Required task :: Omit all pictures and give the records below again exactly as written.
-- START Information provided --
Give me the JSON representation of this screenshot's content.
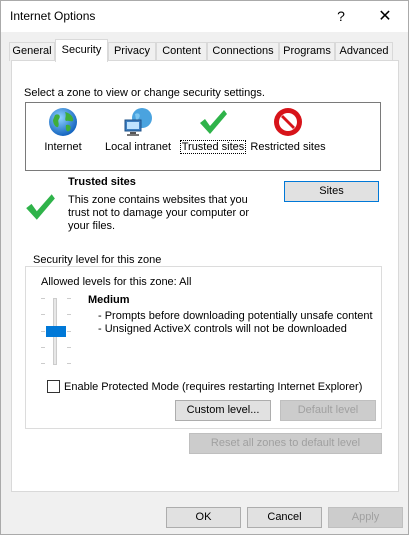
{
  "window": {
    "title": "Internet Options",
    "help_glyph": "?",
    "close_glyph": "✕"
  },
  "tabs": [
    {
      "label": "General",
      "active": false
    },
    {
      "label": "Security",
      "active": true
    },
    {
      "label": "Privacy",
      "active": false
    },
    {
      "label": "Content",
      "active": false
    },
    {
      "label": "Connections",
      "active": false
    },
    {
      "label": "Programs",
      "active": false
    },
    {
      "label": "Advanced",
      "active": false
    }
  ],
  "security": {
    "zone_prompt": "Select a zone to view or change security settings.",
    "zones": [
      {
        "label": "Internet",
        "icon": "globe-icon"
      },
      {
        "label": "Local intranet",
        "icon": "intranet-icon"
      },
      {
        "label": "Trusted sites",
        "icon": "green-check-icon",
        "selected": true
      },
      {
        "label": "Restricted sites",
        "icon": "no-entry-icon"
      }
    ],
    "selected_zone_title": "Trusted sites",
    "selected_zone_desc": "This zone contains websites that you trust not to damage your computer or your files.",
    "sites_button": "Sites",
    "level_group_label": "Security level for this zone",
    "allowed_levels": "Allowed levels for this zone: All",
    "level_name": "Medium",
    "level_lines": [
      "- Prompts before downloading potentially unsafe content",
      "- Unsigned ActiveX controls will not be downloaded"
    ],
    "slider_level": "Medium (2 of 5)",
    "protected_mode_label": "Enable Protected Mode (requires restarting Internet Explorer)",
    "protected_mode_checked": false,
    "custom_level_button": "Custom level...",
    "default_level_button": "Default level",
    "reset_all_button": "Reset all zones to default level"
  },
  "footer": {
    "ok": "OK",
    "cancel": "Cancel",
    "apply": "Apply"
  },
  "colors": {
    "accent": "#0078d7",
    "check_green": "#2fb34a",
    "restricted_red": "#d7141a"
  }
}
-- END Information provided --
The response ::
Give me the JSON representation of this screenshot's content.
{
  "window": {
    "title": "Internet Options",
    "help_glyph": "?",
    "close_glyph": "✕"
  },
  "tabs": [
    {
      "label": "General",
      "active": false
    },
    {
      "label": "Security",
      "active": true
    },
    {
      "label": "Privacy",
      "active": false
    },
    {
      "label": "Content",
      "active": false
    },
    {
      "label": "Connections",
      "active": false
    },
    {
      "label": "Programs",
      "active": false
    },
    {
      "label": "Advanced",
      "active": false
    }
  ],
  "security": {
    "zone_prompt": "Select a zone to view or change security settings.",
    "zones": [
      {
        "label": "Internet",
        "icon": "globe-icon"
      },
      {
        "label": "Local intranet",
        "icon": "intranet-icon"
      },
      {
        "label": "Trusted sites",
        "icon": "green-check-icon",
        "selected": true
      },
      {
        "label": "Restricted sites",
        "icon": "no-entry-icon"
      }
    ],
    "selected_zone_title": "Trusted sites",
    "selected_zone_desc": "This zone contains websites that you trust not to damage your computer or your files.",
    "sites_button": "Sites",
    "level_group_label": "Security level for this zone",
    "allowed_levels": "Allowed levels for this zone: All",
    "level_name": "Medium",
    "level_lines": [
      "- Prompts before downloading potentially unsafe content",
      "- Unsigned ActiveX controls will not be downloaded"
    ],
    "slider_level": "Medium (2 of 5)",
    "protected_mode_label": "Enable Protected Mode (requires restarting Internet Explorer)",
    "protected_mode_checked": false,
    "custom_level_button": "Custom level...",
    "default_level_button": "Default level",
    "reset_all_button": "Reset all zones to default level"
  },
  "footer": {
    "ok": "OK",
    "cancel": "Cancel",
    "apply": "Apply"
  },
  "colors": {
    "accent": "#0078d7",
    "check_green": "#2fb34a",
    "restricted_red": "#d7141a"
  }
}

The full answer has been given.